Stored data
★ ★ ★

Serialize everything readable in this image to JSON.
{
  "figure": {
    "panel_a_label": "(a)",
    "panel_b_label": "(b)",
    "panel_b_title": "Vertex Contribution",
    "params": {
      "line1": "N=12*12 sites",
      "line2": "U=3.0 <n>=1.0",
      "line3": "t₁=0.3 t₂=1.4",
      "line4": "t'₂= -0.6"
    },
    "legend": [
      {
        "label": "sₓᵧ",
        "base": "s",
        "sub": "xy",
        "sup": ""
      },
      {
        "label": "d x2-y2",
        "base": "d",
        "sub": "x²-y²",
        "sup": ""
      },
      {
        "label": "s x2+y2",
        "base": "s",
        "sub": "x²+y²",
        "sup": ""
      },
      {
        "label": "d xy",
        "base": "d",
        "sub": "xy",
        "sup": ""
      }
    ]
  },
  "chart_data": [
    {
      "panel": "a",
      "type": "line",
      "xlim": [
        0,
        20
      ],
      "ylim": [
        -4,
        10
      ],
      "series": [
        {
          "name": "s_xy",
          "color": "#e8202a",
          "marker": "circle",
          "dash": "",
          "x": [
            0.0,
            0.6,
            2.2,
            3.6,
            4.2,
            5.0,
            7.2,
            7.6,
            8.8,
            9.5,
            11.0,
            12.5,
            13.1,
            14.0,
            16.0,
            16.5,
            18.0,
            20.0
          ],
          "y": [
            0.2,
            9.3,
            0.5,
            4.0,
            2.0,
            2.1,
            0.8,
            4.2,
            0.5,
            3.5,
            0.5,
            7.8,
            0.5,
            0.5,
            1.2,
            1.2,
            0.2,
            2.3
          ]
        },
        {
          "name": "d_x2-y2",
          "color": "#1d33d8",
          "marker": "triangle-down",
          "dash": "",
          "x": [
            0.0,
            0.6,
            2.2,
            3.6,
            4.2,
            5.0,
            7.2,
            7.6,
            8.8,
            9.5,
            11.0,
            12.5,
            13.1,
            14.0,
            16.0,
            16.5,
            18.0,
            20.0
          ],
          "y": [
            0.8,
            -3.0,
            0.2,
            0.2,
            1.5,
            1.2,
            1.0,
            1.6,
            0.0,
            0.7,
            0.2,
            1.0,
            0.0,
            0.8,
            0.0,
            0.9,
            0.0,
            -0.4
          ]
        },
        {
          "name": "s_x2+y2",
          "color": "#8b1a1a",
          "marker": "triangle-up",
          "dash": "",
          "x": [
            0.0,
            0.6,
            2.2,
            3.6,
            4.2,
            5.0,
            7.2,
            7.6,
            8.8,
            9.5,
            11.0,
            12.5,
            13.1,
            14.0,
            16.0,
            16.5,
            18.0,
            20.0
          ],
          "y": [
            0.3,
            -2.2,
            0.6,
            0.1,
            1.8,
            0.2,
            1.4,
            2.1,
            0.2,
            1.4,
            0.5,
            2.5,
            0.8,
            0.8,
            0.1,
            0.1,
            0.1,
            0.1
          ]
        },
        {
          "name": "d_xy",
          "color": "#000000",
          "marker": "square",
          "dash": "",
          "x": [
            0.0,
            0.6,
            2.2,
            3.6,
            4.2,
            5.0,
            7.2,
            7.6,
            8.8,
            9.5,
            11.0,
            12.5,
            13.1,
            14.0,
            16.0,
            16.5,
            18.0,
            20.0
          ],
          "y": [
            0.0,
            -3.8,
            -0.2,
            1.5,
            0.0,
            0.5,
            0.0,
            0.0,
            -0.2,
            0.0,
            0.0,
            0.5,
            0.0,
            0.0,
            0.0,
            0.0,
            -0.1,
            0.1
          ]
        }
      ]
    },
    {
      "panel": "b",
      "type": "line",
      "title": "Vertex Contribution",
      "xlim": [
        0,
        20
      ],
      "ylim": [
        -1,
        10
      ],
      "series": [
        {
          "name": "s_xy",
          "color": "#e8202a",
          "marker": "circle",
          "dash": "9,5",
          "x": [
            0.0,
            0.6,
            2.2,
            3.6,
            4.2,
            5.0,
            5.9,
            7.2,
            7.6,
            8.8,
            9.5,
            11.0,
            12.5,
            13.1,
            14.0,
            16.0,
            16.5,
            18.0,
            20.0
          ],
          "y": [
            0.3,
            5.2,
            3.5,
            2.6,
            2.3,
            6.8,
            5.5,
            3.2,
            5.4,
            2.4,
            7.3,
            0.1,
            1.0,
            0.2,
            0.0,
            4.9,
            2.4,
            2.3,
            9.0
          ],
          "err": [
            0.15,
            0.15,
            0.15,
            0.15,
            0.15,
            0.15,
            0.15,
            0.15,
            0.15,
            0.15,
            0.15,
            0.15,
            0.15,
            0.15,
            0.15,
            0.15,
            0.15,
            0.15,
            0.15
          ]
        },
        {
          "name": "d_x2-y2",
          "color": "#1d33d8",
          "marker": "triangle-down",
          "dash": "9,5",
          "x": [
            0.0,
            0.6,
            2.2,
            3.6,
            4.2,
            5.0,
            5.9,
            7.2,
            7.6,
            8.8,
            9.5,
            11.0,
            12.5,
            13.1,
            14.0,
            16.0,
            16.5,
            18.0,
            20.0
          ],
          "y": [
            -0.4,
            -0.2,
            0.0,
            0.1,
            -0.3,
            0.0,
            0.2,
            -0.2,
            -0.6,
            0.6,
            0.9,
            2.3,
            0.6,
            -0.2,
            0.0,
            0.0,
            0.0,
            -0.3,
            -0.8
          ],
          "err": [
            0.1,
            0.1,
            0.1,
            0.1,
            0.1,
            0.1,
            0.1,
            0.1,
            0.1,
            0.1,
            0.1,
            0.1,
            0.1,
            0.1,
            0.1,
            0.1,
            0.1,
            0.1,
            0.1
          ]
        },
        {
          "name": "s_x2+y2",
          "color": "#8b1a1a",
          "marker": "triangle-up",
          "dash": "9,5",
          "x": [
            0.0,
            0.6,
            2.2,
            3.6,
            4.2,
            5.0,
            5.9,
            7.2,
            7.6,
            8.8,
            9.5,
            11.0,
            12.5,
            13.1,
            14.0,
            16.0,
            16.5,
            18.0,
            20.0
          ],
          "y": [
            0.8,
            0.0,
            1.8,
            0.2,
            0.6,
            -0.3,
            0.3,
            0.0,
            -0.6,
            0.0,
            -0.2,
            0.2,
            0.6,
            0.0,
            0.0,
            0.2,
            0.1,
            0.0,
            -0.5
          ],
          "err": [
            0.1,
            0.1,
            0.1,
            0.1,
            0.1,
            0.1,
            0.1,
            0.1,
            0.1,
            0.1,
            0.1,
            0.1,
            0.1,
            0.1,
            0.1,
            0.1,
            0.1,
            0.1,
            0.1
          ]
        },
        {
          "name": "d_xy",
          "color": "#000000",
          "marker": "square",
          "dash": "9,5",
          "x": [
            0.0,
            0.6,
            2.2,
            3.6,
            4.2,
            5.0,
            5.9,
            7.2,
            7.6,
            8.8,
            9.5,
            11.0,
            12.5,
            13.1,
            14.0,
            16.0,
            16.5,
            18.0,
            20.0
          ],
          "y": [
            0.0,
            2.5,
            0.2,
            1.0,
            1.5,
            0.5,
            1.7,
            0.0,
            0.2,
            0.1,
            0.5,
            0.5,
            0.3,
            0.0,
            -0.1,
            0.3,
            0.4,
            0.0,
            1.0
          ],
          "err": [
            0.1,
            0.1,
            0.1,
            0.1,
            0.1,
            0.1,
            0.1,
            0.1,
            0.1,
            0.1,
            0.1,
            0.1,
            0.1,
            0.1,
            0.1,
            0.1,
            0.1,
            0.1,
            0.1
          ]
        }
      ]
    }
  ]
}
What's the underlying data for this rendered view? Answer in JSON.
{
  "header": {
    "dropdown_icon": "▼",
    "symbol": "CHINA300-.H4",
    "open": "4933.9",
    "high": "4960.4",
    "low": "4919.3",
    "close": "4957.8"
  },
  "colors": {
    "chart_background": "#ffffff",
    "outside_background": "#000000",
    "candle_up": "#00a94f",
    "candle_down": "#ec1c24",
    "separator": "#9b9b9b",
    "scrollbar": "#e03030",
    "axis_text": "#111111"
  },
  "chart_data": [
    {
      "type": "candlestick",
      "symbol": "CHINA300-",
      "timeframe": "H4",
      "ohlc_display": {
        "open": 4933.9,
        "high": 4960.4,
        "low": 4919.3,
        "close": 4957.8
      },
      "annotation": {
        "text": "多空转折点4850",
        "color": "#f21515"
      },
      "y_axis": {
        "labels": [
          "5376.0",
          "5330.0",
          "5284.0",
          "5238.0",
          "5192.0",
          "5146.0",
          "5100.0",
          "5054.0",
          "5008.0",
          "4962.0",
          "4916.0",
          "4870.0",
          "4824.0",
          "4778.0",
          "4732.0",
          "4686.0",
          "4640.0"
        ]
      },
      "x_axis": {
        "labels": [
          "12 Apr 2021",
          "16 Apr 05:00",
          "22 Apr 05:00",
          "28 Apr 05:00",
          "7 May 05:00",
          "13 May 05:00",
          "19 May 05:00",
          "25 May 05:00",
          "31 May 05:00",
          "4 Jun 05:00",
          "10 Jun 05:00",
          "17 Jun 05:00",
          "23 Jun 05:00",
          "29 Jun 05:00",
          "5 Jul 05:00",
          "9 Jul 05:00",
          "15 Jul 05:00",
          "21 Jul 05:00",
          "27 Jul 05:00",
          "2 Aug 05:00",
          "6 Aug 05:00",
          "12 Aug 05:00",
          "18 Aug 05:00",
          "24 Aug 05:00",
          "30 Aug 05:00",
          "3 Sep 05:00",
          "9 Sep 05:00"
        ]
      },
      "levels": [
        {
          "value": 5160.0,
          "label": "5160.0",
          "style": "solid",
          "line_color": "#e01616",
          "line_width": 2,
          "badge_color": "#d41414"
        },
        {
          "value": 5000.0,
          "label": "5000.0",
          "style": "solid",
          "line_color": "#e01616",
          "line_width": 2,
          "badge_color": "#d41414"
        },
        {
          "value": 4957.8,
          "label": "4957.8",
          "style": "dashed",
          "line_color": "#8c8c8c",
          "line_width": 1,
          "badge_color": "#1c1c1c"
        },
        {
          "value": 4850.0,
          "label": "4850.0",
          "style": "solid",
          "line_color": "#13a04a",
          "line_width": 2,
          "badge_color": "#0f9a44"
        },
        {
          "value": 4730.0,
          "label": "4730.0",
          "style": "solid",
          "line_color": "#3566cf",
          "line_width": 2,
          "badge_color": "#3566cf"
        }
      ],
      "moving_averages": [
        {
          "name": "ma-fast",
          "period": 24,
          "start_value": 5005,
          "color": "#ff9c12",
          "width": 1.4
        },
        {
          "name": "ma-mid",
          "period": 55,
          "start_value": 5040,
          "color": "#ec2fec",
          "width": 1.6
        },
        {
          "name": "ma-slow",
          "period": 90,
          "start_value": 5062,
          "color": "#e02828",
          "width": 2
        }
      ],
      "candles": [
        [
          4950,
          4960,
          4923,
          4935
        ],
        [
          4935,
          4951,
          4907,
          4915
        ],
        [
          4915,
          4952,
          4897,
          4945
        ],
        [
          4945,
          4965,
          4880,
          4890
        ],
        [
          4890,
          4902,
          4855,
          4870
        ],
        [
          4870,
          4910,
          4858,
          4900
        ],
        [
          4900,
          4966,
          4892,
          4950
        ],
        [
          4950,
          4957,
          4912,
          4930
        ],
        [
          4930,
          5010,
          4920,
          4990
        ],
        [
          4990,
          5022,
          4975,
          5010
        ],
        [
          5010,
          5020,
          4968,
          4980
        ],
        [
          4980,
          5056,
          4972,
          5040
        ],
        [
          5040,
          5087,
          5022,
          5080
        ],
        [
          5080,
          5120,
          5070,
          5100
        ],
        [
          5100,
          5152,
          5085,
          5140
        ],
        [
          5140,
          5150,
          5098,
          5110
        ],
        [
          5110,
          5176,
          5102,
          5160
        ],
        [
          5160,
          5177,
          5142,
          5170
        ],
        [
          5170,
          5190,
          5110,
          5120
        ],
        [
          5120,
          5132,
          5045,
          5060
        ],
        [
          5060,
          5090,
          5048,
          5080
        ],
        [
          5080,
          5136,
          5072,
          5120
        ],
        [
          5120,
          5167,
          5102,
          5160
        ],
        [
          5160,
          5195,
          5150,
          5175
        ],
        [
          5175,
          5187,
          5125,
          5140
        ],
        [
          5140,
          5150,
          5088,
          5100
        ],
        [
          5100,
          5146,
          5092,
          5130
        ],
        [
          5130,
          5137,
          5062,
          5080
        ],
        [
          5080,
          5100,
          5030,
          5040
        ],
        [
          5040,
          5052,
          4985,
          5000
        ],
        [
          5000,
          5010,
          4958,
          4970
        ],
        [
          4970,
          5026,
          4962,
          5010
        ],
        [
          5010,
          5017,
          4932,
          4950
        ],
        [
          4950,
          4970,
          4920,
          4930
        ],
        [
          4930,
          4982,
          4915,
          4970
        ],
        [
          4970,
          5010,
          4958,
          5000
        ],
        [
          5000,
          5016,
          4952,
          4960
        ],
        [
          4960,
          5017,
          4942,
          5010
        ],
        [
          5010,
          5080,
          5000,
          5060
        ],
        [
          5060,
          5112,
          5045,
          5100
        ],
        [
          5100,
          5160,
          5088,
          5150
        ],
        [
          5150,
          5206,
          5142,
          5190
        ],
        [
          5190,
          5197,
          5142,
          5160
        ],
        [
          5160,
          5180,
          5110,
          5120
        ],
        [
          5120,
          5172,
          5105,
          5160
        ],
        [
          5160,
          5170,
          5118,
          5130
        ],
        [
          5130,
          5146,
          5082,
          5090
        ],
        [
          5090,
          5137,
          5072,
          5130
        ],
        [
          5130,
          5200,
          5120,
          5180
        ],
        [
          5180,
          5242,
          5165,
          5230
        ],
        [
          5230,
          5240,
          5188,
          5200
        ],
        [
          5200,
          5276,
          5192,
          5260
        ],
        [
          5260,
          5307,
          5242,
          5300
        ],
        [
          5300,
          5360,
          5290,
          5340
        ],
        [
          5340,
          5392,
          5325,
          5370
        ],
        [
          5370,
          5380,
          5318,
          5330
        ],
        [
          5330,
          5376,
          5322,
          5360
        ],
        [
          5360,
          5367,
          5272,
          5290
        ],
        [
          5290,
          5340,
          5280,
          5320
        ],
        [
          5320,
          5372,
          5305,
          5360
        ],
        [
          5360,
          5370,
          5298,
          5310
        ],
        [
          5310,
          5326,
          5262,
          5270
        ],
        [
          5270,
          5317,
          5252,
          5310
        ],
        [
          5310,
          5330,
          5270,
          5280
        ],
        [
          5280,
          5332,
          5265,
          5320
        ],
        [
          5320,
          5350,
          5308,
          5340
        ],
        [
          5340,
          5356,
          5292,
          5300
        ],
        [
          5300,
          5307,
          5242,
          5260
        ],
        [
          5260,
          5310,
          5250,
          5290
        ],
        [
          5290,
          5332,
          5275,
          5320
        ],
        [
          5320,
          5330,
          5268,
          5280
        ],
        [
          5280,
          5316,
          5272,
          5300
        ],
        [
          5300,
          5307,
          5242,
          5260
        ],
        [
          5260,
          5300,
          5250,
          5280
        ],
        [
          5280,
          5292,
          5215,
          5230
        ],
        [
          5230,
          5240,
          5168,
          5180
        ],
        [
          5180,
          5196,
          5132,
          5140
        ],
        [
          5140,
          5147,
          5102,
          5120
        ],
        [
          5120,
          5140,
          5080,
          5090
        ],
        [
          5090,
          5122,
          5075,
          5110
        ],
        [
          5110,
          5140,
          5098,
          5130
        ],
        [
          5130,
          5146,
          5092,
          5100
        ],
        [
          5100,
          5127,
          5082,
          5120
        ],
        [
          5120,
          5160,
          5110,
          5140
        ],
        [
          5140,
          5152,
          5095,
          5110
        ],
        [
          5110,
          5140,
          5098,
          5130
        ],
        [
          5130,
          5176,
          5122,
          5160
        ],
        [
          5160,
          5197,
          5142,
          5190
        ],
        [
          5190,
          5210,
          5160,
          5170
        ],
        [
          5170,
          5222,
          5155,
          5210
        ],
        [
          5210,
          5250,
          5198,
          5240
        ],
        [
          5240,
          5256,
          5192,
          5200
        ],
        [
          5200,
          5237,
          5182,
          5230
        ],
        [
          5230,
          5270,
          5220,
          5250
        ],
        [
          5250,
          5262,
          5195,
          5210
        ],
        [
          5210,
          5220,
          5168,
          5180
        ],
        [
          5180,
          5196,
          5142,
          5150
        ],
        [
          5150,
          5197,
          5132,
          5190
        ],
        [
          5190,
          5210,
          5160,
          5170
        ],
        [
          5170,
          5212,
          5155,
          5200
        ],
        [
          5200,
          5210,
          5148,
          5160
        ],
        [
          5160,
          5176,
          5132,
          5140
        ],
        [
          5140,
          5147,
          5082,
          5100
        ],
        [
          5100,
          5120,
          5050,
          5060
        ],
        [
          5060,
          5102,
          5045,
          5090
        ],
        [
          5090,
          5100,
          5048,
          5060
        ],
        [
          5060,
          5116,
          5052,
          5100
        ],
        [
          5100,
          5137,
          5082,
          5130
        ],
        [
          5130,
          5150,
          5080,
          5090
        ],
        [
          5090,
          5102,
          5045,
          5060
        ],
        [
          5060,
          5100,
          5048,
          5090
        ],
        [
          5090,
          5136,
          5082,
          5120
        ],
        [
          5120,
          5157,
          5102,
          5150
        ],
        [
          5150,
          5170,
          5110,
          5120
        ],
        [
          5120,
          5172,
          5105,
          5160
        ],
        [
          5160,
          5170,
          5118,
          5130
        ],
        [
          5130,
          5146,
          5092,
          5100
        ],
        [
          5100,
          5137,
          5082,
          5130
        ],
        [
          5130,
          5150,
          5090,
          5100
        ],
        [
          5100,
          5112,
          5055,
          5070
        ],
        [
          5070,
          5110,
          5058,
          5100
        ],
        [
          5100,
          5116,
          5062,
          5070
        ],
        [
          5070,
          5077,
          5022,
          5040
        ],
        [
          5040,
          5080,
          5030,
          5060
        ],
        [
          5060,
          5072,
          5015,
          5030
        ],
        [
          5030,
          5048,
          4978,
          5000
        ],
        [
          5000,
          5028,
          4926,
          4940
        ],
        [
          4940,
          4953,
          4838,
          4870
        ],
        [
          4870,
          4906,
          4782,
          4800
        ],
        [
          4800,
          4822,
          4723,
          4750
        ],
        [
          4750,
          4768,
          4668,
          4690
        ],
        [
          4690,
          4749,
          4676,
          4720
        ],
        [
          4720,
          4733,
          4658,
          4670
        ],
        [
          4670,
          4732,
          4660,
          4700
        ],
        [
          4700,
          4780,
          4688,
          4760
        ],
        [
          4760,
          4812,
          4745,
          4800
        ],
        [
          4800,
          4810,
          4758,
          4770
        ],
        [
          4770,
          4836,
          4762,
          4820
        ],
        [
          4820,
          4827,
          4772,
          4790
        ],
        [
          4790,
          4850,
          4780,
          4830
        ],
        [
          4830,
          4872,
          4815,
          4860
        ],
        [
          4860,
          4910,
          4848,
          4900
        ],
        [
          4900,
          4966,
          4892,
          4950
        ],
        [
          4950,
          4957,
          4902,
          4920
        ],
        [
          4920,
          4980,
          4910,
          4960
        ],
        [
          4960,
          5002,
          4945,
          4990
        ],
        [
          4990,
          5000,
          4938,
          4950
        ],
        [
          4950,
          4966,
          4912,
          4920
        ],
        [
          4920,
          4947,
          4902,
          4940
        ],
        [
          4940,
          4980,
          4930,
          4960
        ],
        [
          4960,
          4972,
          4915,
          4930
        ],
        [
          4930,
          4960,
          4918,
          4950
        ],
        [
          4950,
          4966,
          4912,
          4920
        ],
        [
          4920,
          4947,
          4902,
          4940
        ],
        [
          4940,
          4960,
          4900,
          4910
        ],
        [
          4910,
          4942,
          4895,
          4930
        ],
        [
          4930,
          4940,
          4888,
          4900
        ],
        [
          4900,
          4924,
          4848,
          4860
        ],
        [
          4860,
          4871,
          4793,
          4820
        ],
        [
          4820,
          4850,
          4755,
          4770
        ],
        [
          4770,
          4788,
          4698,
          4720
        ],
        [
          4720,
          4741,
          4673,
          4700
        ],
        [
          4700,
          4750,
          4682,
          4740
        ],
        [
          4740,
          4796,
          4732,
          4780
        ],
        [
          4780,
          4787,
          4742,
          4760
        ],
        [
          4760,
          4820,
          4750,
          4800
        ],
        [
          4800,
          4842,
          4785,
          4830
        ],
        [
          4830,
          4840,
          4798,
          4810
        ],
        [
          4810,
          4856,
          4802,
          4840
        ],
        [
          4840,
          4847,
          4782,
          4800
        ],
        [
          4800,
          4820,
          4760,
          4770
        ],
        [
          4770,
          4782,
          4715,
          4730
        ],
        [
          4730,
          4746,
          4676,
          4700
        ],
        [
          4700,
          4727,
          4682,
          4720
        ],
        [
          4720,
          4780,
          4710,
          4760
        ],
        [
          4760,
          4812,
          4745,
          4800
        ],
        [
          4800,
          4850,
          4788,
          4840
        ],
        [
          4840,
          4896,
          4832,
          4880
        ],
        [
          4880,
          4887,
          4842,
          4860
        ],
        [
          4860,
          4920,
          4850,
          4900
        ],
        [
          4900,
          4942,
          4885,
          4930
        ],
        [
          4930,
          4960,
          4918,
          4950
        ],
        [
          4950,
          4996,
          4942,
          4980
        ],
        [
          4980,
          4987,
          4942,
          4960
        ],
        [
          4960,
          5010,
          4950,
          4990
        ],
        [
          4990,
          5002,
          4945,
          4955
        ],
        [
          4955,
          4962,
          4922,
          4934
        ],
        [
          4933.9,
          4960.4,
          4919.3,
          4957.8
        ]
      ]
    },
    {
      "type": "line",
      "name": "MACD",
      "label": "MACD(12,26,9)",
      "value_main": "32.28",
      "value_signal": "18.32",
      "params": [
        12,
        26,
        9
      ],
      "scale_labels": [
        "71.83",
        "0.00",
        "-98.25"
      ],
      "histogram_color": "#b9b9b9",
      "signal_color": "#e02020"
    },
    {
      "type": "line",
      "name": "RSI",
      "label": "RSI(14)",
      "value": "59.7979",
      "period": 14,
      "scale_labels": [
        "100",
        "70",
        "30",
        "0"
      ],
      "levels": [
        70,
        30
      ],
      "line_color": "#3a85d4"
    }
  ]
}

★ ★ ★

**TASK TO CARRY OUT:** Provide the count, and nothing else, of lines in the data above where the word "this" occurs.

**IN RESPONSE:** 2